Task to carry out: Pull out every line containing the string "this".

Exercise material:
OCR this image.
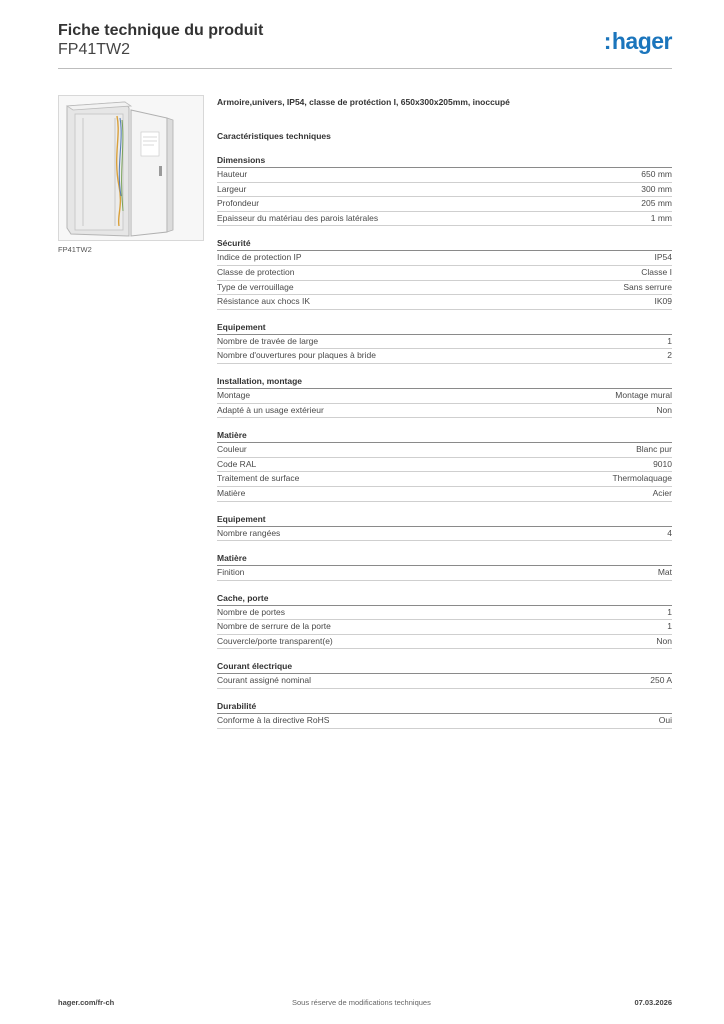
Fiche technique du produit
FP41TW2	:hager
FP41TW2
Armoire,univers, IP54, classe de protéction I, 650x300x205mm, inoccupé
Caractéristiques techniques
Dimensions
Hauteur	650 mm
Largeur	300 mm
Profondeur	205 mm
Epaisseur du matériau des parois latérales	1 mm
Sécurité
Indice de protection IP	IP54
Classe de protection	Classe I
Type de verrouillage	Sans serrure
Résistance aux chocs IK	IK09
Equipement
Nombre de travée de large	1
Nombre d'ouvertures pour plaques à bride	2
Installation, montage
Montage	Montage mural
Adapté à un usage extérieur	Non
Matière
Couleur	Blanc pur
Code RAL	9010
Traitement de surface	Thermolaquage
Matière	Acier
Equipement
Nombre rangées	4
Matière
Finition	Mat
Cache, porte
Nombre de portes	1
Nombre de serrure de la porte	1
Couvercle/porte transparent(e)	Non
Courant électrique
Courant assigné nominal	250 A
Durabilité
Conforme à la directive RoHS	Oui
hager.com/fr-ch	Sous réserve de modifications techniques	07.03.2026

* * *

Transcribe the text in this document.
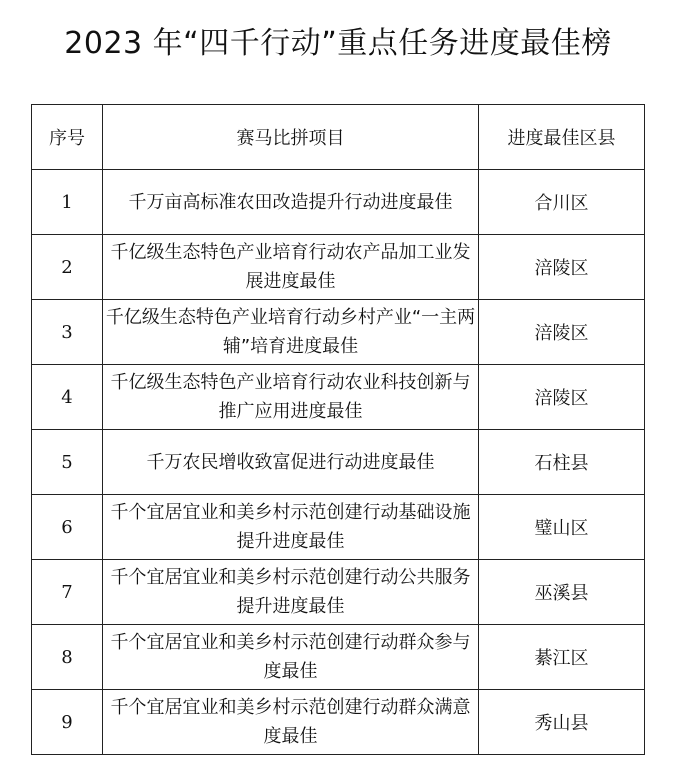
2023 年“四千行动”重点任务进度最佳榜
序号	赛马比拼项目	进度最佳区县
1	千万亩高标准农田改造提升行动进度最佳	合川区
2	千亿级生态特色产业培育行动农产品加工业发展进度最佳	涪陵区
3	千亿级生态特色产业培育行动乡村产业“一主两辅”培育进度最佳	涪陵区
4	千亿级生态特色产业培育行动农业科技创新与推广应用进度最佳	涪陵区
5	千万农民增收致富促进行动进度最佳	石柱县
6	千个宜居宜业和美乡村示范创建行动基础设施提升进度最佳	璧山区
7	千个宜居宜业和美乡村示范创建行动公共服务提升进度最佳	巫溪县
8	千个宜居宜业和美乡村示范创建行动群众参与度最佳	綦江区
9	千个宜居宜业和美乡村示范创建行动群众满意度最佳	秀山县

==

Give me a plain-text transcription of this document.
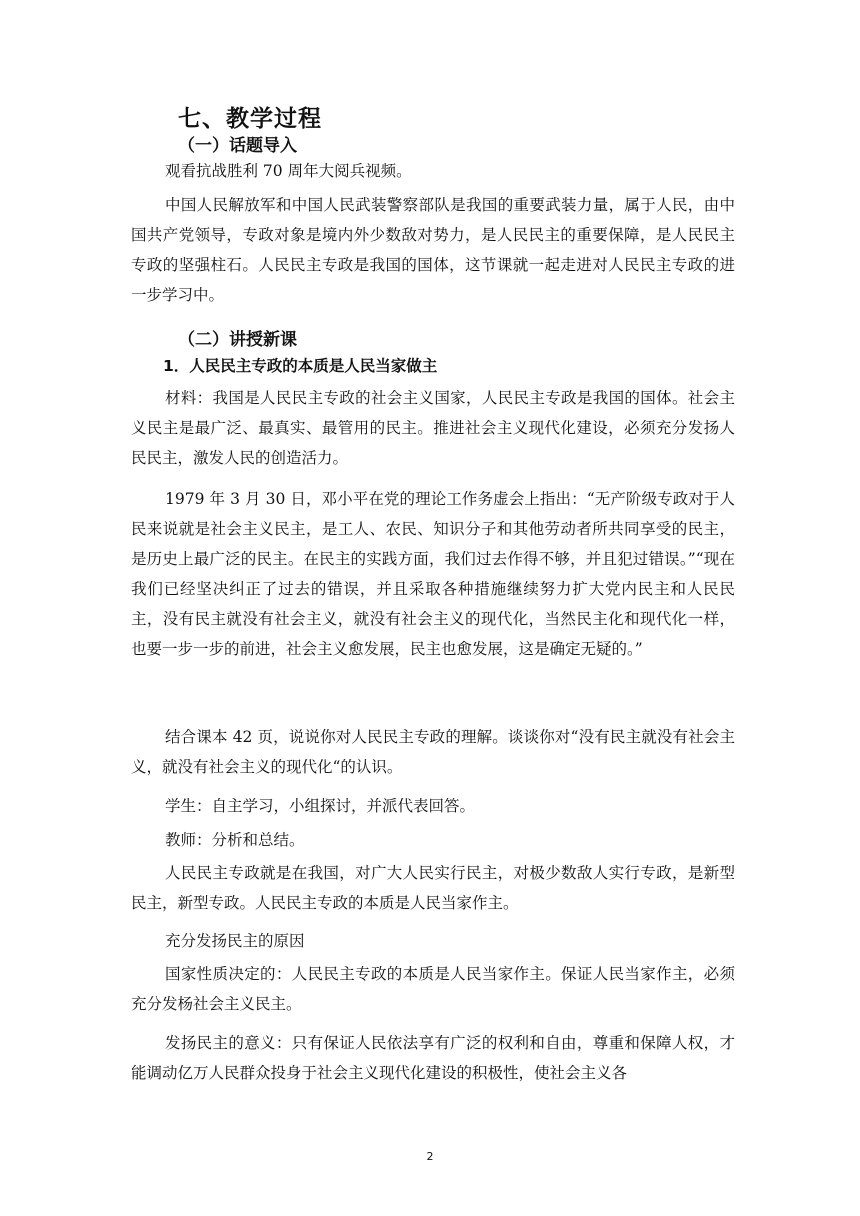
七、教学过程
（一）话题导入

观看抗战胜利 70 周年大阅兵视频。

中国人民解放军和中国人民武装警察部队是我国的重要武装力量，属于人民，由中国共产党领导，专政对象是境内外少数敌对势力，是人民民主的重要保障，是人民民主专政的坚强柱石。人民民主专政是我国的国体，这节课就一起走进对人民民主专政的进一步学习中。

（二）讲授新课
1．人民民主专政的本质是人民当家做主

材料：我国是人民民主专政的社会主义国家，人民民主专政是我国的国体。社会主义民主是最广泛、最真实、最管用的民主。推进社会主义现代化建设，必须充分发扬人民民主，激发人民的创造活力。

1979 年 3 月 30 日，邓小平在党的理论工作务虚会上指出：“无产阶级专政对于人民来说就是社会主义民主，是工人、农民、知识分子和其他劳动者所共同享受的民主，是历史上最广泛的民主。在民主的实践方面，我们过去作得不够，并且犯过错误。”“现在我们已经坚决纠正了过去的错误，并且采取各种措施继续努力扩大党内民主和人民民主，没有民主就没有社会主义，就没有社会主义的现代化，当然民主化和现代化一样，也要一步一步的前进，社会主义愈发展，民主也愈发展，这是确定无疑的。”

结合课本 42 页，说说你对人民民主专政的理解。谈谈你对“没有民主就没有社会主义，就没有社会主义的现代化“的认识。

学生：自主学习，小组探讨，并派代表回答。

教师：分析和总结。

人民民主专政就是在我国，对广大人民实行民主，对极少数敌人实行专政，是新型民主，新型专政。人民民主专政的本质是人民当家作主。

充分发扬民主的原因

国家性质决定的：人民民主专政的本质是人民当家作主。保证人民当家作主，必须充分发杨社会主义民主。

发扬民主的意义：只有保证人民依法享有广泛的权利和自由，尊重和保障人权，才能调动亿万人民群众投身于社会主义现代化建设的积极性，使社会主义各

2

Task result:
OCR this image.
Transcribe the text in this document.
Give me a plain-text transcription of this document.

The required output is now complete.